*Stored data*.
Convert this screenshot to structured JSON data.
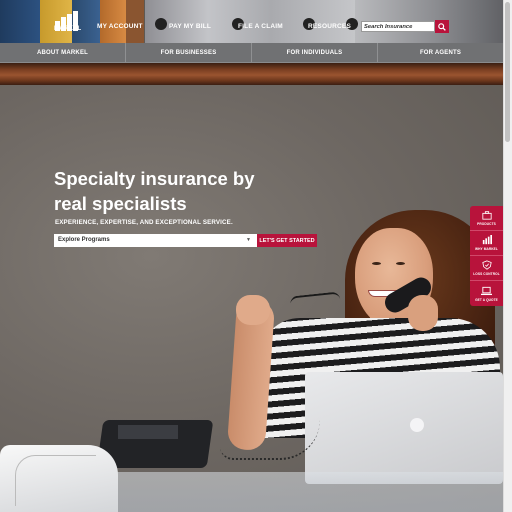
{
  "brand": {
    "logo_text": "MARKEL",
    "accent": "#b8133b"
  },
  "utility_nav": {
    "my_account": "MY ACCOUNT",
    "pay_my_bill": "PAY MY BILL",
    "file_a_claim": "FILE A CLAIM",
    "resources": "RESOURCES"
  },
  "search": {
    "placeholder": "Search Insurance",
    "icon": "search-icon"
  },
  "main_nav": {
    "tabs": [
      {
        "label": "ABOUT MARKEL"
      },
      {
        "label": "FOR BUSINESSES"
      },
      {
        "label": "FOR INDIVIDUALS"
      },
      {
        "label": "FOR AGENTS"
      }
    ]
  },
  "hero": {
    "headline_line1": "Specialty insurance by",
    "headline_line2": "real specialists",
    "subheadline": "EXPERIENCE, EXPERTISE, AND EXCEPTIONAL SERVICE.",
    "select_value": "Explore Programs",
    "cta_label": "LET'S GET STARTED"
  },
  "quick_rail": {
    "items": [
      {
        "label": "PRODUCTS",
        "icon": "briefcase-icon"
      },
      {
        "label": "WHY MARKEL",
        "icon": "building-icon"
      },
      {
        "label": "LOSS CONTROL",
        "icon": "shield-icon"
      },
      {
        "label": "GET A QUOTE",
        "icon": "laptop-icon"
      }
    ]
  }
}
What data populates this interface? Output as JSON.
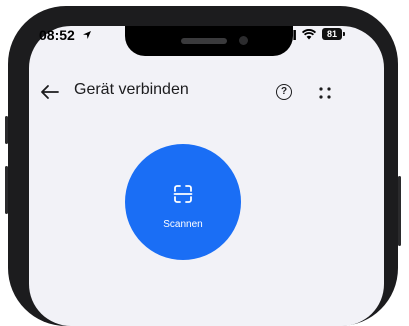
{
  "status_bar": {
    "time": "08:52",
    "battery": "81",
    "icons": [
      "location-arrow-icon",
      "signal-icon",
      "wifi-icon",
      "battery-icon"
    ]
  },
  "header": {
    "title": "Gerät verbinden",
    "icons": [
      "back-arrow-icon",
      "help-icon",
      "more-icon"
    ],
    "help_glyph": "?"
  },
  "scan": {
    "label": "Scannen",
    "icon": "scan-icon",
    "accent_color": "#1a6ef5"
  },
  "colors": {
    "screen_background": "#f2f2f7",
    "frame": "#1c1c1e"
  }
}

*Problem*.
Using the records above, list each line that includes "arrow".

*Written response*.
      "location-arrow-icon",
      "back-arrow-icon",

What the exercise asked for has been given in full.